— ENTRIES —
======

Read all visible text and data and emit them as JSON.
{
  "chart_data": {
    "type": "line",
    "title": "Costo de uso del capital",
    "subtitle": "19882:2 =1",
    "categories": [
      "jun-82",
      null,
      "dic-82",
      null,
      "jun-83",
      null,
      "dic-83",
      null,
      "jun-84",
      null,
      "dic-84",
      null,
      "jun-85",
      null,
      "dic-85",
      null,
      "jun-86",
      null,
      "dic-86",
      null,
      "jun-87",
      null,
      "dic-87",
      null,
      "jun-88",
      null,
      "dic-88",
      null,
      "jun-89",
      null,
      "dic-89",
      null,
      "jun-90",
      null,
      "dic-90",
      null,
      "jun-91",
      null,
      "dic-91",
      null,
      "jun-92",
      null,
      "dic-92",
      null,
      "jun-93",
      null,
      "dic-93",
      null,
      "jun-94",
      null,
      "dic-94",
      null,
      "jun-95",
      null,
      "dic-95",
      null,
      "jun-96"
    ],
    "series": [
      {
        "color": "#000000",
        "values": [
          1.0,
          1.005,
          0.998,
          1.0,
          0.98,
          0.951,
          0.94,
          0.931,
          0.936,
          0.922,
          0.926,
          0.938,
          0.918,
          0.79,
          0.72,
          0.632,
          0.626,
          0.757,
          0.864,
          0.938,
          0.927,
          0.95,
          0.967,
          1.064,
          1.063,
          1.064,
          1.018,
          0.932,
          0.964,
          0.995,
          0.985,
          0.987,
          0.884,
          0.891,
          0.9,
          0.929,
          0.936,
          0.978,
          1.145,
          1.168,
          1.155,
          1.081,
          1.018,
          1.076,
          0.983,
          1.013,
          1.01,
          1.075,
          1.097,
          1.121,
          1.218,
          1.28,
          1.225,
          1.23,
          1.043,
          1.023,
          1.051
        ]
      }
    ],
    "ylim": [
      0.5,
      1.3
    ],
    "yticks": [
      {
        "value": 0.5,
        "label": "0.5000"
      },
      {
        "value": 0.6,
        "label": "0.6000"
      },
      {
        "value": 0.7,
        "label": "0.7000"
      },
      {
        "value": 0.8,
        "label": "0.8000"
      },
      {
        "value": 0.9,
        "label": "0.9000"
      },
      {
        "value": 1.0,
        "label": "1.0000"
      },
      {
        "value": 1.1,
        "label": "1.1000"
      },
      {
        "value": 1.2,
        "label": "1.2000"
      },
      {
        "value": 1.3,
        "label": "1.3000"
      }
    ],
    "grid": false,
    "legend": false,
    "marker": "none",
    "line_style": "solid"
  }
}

======

Take each line containing the string "label" and copy it out.

        "label": "0.5000"
        "label": "0.6000"
        "label": "0.7000"
        "label": "0.8000"
        "label": "0.9000"
        "label": "1.0000"
        "label": "1.1000"
        "label": "1.2000"
        "label": "1.3000"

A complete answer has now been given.